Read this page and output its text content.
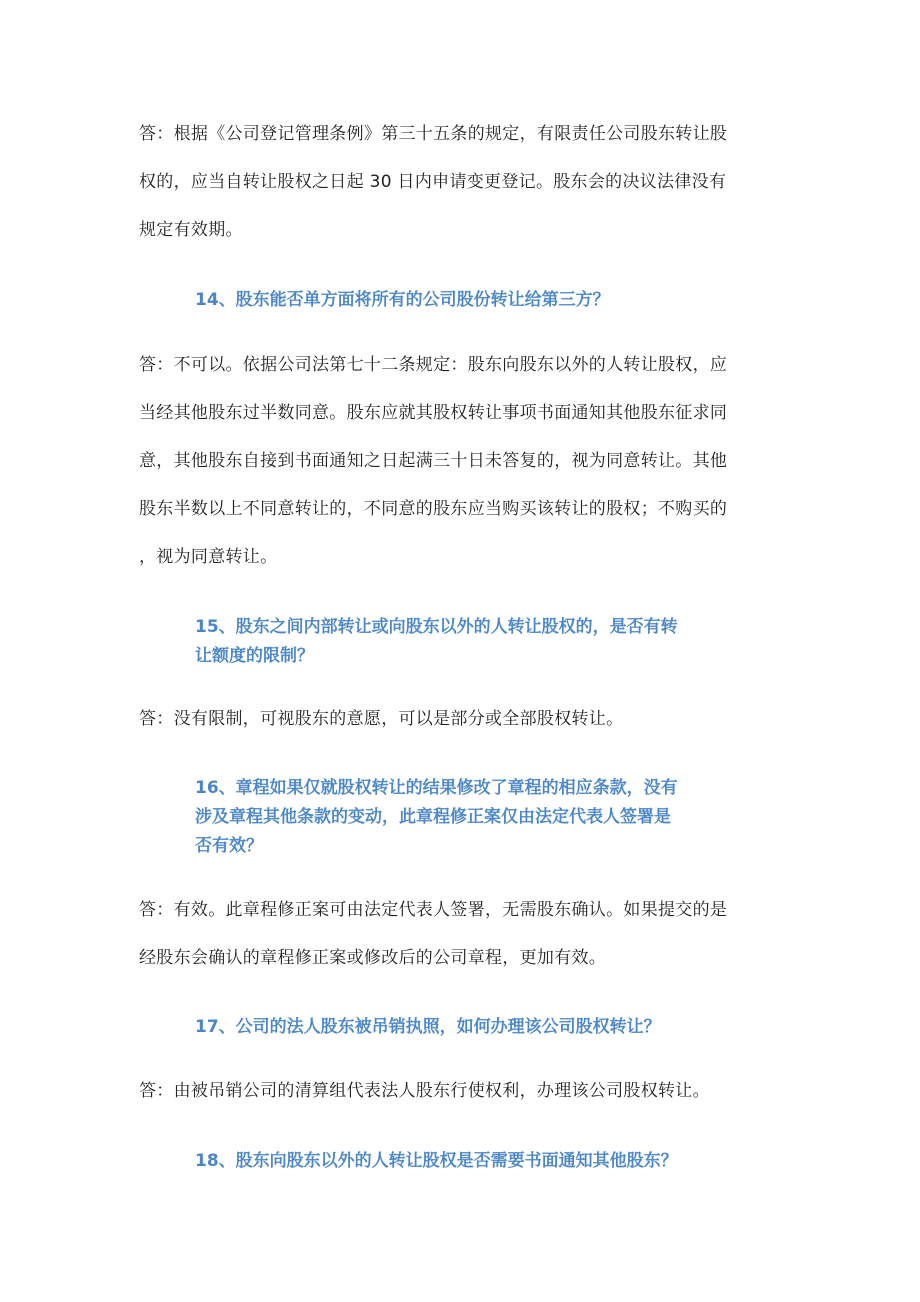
答：根据《公司登记管理条例》第三十五条的规定，有限责任公司股东转让股
权的，应当自转让股权之日起 30 日内申请变更登记。股东会的决议法律没有
规定有效期。

14、股东能否单方面将所有的公司股份转让给第三方？

答：不可以。依据公司法第七十二条规定：股东向股东以外的人转让股权，应
当经其他股东过半数同意。股东应就其股权转让事项书面通知其他股东征求同
意，其他股东自接到书面通知之日起满三十日未答复的，视为同意转让。其他
股东半数以上不同意转让的，不同意的股东应当购买该转让的股权；不购买的
，视为同意转让。

15、股东之间内部转让或向股东以外的人转让股权的，是否有转
让额度的限制？

答：没有限制，可视股东的意愿，可以是部分或全部股权转让。

16、章程如果仅就股权转让的结果修改了章程的相应条款，没有
涉及章程其他条款的变动，此章程修正案仅由法定代表人签署是
否有效？

答：有效。此章程修正案可由法定代表人签署，无需股东确认。如果提交的是
经股东会确认的章程修正案或修改后的公司章程，更加有效。

17、公司的法人股东被吊销执照，如何办理该公司股权转让？

答：由被吊销公司的清算组代表法人股东行使权利，办理该公司股权转让。

18、股东向股东以外的人转让股权是否需要书面通知其他股东？
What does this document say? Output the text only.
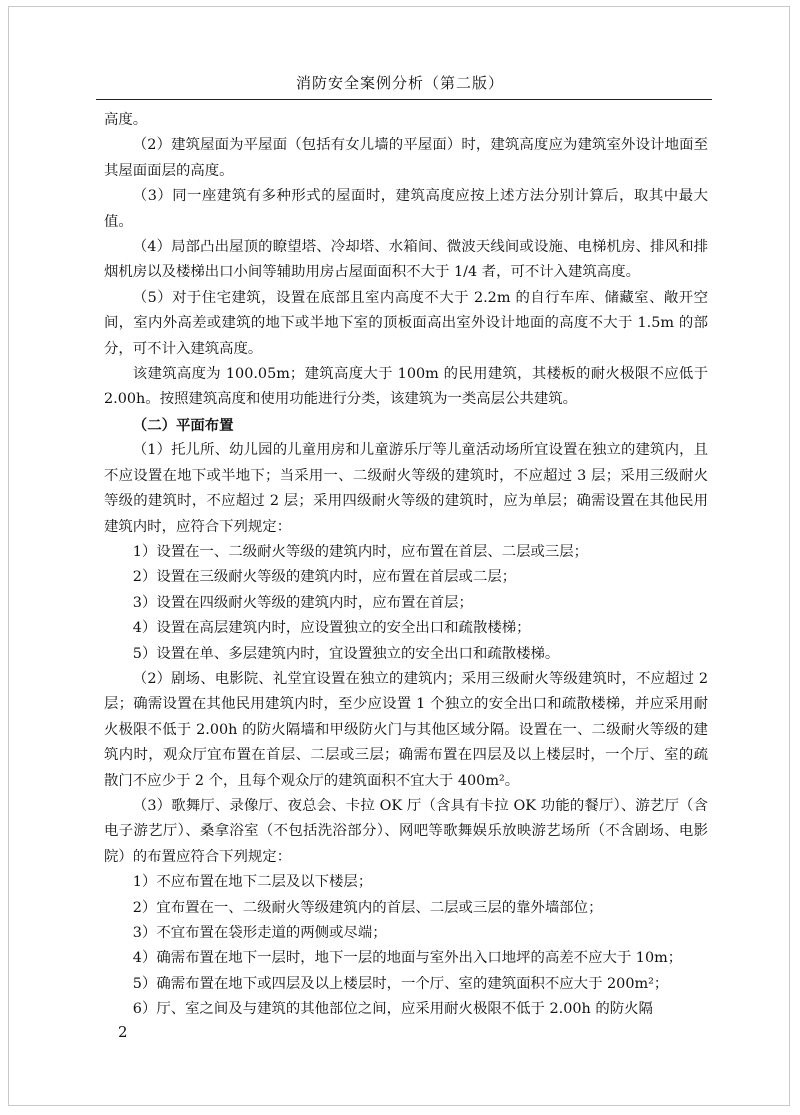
消防安全案例分析（第二版）

高度。

（2）建筑屋面为平屋面（包括有女儿墙的平屋面）时，建筑高度应为建筑室外设计地面至其屋面面层的高度。

（3）同一座建筑有多种形式的屋面时，建筑高度应按上述方法分别计算后，取其中最大值。

（4）局部凸出屋顶的瞭望塔、冷却塔、水箱间、微波天线间或设施、电梯机房、排风和排烟机房以及楼梯出口小间等辅助用房占屋面面积不大于 1/4 者，可不计入建筑高度。

（5）对于住宅建筑，设置在底部且室内高度不大于 2.2m 的自行车库、储藏室、敞开空间，室内外高差或建筑的地下或半地下室的顶板面高出室外设计地面的高度不大于 1.5m 的部分，可不计入建筑高度。

该建筑高度为 100.05m；建筑高度大于 100m 的民用建筑，其楼板的耐火极限不应低于 2.00h。按照建筑高度和使用功能进行分类，该建筑为一类高层公共建筑。

（二）平面布置

（1）托儿所、幼儿园的儿童用房和儿童游乐厅等儿童活动场所宜设置在独立的建筑内，且不应设置在地下或半地下；当采用一、二级耐火等级的建筑时，不应超过 3 层；采用三级耐火等级的建筑时，不应超过 2 层；采用四级耐火等级的建筑时，应为单层；确需设置在其他民用建筑内时，应符合下列规定：

1）设置在一、二级耐火等级的建筑内时，应布置在首层、二层或三层；

2）设置在三级耐火等级的建筑内时，应布置在首层或二层；

3）设置在四级耐火等级的建筑内时，应布置在首层；

4）设置在高层建筑内时，应设置独立的安全出口和疏散楼梯；

5）设置在单、多层建筑内时，宜设置独立的安全出口和疏散楼梯。

（2）剧场、电影院、礼堂宜设置在独立的建筑内；采用三级耐火等级建筑时，不应超过 2 层；确需设置在其他民用建筑内时，至少应设置 1 个独立的安全出口和疏散楼梯，并应采用耐火极限不低于 2.00h 的防火隔墙和甲级防火门与其他区域分隔。设置在一、二级耐火等级的建筑内时，观众厅宜布置在首层、二层或三层；确需布置在四层及以上楼层时，一个厅、室的疏散门不应少于 2 个，且每个观众厅的建筑面积不宜大于 400m²。

（3）歌舞厅、录像厅、夜总会、卡拉 OK 厅（含具有卡拉 OK 功能的餐厅）、游艺厅（含电子游艺厅）、桑拿浴室（不包括洗浴部分）、网吧等歌舞娱乐放映游艺场所（不含剧场、电影院）的布置应符合下列规定：

1）不应布置在地下二层及以下楼层；

2）宜布置在一、二级耐火等级建筑内的首层、二层或三层的靠外墙部位；

3）不宜布置在袋形走道的两侧或尽端；

4）确需布置在地下一层时，地下一层的地面与室外出入口地坪的高差不应大于 10m；

5）确需布置在地下或四层及以上楼层时，一个厅、室的建筑面积不应大于 200m²；

6）厅、室之间及与建筑的其他部位之间，应采用耐火极限不低于 2.00h 的防火隔

2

########

OBJECTIVE: Verbatim reproduction of every record is required; images are left out.

SOLUTION BELOW:
Read this page and output its text content.
答：根据《公司登记管理条例》第三十五条的规定，有限责任公司股东转让股
权的，应当自转让股权之日起 30 日内申请变更登记。股东会的决议法律没有
规定有效期。

14、股东能否单方面将所有的公司股份转让给第三方？

答：不可以。依据公司法第七十二条规定：股东向股东以外的人转让股权，应
当经其他股东过半数同意。股东应就其股权转让事项书面通知其他股东征求同
意，其他股东自接到书面通知之日起满三十日未答复的，视为同意转让。其他
股东半数以上不同意转让的，不同意的股东应当购买该转让的股权；不购买的
，视为同意转让。

15、股东之间内部转让或向股东以外的人转让股权的，是否有转
让额度的限制？

答：没有限制，可视股东的意愿，可以是部分或全部股权转让。

16、章程如果仅就股权转让的结果修改了章程的相应条款，没有
涉及章程其他条款的变动，此章程修正案仅由法定代表人签署是
否有效？

答：有效。此章程修正案可由法定代表人签署，无需股东确认。如果提交的是
经股东会确认的章程修正案或修改后的公司章程，更加有效。

17、公司的法人股东被吊销执照，如何办理该公司股权转让？

答：由被吊销公司的清算组代表法人股东行使权利，办理该公司股权转让。

18、股东向股东以外的人转让股权是否需要书面通知其他股东？
What does this document say? Output the text only.
消防安全案例分析（第二版）

高度。

（2）建筑屋面为平屋面（包括有女儿墙的平屋面）时，建筑高度应为建筑室外设计地面至其屋面面层的高度。

（3）同一座建筑有多种形式的屋面时，建筑高度应按上述方法分别计算后，取其中最大值。

（4）局部凸出屋顶的瞭望塔、冷却塔、水箱间、微波天线间或设施、电梯机房、排风和排烟机房以及楼梯出口小间等辅助用房占屋面面积不大于 1/4 者，可不计入建筑高度。

（5）对于住宅建筑，设置在底部且室内高度不大于 2.2m 的自行车库、储藏室、敞开空间，室内外高差或建筑的地下或半地下室的顶板面高出室外设计地面的高度不大于 1.5m 的部分，可不计入建筑高度。

该建筑高度为 100.05m；建筑高度大于 100m 的民用建筑，其楼板的耐火极限不应低于 2.00h。按照建筑高度和使用功能进行分类，该建筑为一类高层公共建筑。

（二）平面布置

（1）托儿所、幼儿园的儿童用房和儿童游乐厅等儿童活动场所宜设置在独立的建筑内，且不应设置在地下或半地下；当采用一、二级耐火等级的建筑时，不应超过 3 层；采用三级耐火等级的建筑时，不应超过 2 层；采用四级耐火等级的建筑时，应为单层；确需设置在其他民用建筑内时，应符合下列规定：

1）设置在一、二级耐火等级的建筑内时，应布置在首层、二层或三层；

2）设置在三级耐火等级的建筑内时，应布置在首层或二层；

3）设置在四级耐火等级的建筑内时，应布置在首层；

4）设置在高层建筑内时，应设置独立的安全出口和疏散楼梯；

5）设置在单、多层建筑内时，宜设置独立的安全出口和疏散楼梯。

（2）剧场、电影院、礼堂宜设置在独立的建筑内；采用三级耐火等级建筑时，不应超过 2 层；确需设置在其他民用建筑内时，至少应设置 1 个独立的安全出口和疏散楼梯，并应采用耐火极限不低于 2.00h 的防火隔墙和甲级防火门与其他区域分隔。设置在一、二级耐火等级的建筑内时，观众厅宜布置在首层、二层或三层；确需布置在四层及以上楼层时，一个厅、室的疏散门不应少于 2 个，且每个观众厅的建筑面积不宜大于 400m²。

（3）歌舞厅、录像厅、夜总会、卡拉 OK 厅（含具有卡拉 OK 功能的餐厅）、游艺厅（含电子游艺厅）、桑拿浴室（不包括洗浴部分）、网吧等歌舞娱乐放映游艺场所（不含剧场、电影院）的布置应符合下列规定：

1）不应布置在地下二层及以下楼层；

2）宜布置在一、二级耐火等级建筑内的首层、二层或三层的靠外墙部位；

3）不宜布置在袋形走道的两侧或尽端；

4）确需布置在地下一层时，地下一层的地面与室外出入口地坪的高差不应大于 10m；

5）确需布置在地下或四层及以上楼层时，一个厅、室的建筑面积不应大于 200m²；

6）厅、室之间及与建筑的其他部位之间，应采用耐火极限不低于 2.00h 的防火隔

2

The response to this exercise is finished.